▸ **PAGE**:
The Odyssey


The travails and uncertainty, the Iliad and Odyssey, are over at last for the Lower Manhattan Cultural Council. They lost everything on September 11—and not just their offices in 5 WTC, the databases, the archives, the stage on the plaza. An artist in their residency program died in his studio on the 92nd floor of Tower One. Others had harrowing close calls. A tech crew was mopping the plaza stage for that night’s dance performance as debris started falling. Another artist made it safely down the steps from the 91st floor. And executive director Liz Thompson was on the last elevator out of Windows on the World.

Last Monday, LMCC moved into new permanent offices at 1 Wall Street Court. They didn’t just survive—they bounced back, stronger and more necessary than ever. Founded 30 years ago to help revitalize a moribund downtown, they face that challenge anew, but this time with a long track record of arts advocacy behind them. Up to September 11, 2001, LMCC was finding work space for artists, presenting free outdoor programs of world-class dance and music, running a new media initiative called Thundergulch, and funneling grants to both individuals and small arts groups.

▸ **DATASET CONTENT**:
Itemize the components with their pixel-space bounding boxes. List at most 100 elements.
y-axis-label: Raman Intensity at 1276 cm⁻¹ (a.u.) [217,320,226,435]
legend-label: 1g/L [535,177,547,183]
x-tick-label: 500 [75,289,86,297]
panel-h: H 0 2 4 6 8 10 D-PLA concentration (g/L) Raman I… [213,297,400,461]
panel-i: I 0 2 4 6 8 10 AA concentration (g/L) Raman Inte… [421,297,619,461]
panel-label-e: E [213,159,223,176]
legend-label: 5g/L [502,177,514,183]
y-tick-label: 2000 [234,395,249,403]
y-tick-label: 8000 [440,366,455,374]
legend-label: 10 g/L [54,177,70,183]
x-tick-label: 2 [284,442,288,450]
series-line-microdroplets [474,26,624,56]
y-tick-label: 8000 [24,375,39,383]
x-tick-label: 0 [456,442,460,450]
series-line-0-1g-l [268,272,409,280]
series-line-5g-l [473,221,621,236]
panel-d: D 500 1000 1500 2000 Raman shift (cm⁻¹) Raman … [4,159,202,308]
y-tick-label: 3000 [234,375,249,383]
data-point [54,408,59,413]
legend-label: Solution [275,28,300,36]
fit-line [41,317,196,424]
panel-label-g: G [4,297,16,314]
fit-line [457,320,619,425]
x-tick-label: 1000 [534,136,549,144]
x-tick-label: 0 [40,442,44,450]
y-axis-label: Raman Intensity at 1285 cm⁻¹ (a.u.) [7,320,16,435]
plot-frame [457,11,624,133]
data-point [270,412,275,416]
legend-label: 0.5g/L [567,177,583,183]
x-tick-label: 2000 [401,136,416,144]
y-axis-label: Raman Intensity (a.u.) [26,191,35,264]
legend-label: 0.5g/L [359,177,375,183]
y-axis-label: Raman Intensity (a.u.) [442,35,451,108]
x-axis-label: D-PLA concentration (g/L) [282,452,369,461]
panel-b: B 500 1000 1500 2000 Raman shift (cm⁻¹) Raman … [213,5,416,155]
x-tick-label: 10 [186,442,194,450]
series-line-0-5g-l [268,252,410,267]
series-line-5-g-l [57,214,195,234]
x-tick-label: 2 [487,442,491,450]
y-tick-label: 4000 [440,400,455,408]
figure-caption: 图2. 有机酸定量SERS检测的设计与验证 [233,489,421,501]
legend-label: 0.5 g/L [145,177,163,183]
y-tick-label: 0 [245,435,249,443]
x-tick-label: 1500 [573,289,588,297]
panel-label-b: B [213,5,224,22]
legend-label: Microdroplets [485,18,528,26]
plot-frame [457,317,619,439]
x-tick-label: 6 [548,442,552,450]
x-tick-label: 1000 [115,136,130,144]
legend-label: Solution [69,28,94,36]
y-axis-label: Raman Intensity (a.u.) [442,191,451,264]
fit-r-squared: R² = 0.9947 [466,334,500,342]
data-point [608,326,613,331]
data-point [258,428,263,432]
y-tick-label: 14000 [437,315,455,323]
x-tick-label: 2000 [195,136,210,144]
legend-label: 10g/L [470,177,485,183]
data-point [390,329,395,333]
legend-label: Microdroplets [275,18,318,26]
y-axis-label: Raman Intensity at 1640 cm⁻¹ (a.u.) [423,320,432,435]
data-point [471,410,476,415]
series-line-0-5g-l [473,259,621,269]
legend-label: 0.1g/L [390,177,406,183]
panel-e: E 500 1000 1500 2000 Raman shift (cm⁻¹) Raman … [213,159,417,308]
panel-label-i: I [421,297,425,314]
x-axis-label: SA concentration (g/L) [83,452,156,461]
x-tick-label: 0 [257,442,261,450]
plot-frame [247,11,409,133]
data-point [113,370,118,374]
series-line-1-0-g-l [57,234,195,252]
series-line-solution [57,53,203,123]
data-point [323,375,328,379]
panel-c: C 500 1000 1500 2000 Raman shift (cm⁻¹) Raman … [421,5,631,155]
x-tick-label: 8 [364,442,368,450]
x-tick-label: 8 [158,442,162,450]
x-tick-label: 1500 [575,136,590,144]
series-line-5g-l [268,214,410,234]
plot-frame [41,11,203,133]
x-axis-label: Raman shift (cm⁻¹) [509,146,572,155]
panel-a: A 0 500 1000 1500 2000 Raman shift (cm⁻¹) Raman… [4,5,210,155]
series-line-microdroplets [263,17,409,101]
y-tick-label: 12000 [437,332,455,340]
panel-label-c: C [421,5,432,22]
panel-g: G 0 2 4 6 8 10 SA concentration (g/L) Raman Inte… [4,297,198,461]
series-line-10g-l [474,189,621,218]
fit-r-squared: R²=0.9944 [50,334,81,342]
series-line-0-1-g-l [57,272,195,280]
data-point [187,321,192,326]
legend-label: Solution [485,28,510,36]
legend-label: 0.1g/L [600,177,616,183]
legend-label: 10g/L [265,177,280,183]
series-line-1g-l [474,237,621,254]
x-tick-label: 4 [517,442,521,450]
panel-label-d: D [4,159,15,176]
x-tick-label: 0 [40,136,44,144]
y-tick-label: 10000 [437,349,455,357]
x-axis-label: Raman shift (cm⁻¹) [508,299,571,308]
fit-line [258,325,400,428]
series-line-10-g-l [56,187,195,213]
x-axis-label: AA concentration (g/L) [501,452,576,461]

▸ **WHAT YOU WILL DO**:
(A) In the text about the Lower Manhattan Cultural Council, at what address did the council open its new permanent offices?
(B) Extend the text about the Lower Manhattan Cultural Council, starting after its final sentence.

▸ **EXERCISE RESPONSES**:
(A) 1 Wall Street Court.

(B)
During the post-9-11 refugee phase, they actually kept it all going. “We didn’t skip a beat. We didn’t miss a deadline,” says Thompson. “I was almost like a chicken with my head cut off. I just kept going and going, and that’s what my staff did too. I mean, we were manic. It was some sort of survival mode.”

But hard work alone could not put them back together. LMCC benefited from an outpouring of largesse that Thompson calls “stunning,” from the art world, the funding community, the downtown businesses that had supported the organization all along, and from people all over the country who held auctions, sold donated artwork, or just called to say, “Keep going.”

For many on the LMCC staff, the immediate aftermath of 9-11 is a blur. City Center gave them space on Friday the 14th to meet with the artists who’d been in the residency program. “My god, we were in such a state of mind,” says Moukhtar Kocache, director of visual and media arts. “People were just very emotional. I don’t even remember what we discussed. LMCC wasn’t in a position to offer these artists anything. We were working from cafés and home.” LMCC had a new role to play now—helping artists in extremis. But they couldn’t figure out how till they had a where.

Meetings downtown often took Thompson past WTC 5—that is, its charred skeleton, which was one of the last things at the site to succumb. “Passing it, smelling it, was very painful,” Thompson recalls. “There was no place for survivors to stand and mourn. I had to look at my building from across police barriers with tourists who were just ogling. I could still see my office.”

Thompson only realized how much shock she’d been in after she came out of it six or seven months later. “I’m told things I don’t remember,” she says. Like a meeting with core staff at her Brooklyn home two days after the disaster.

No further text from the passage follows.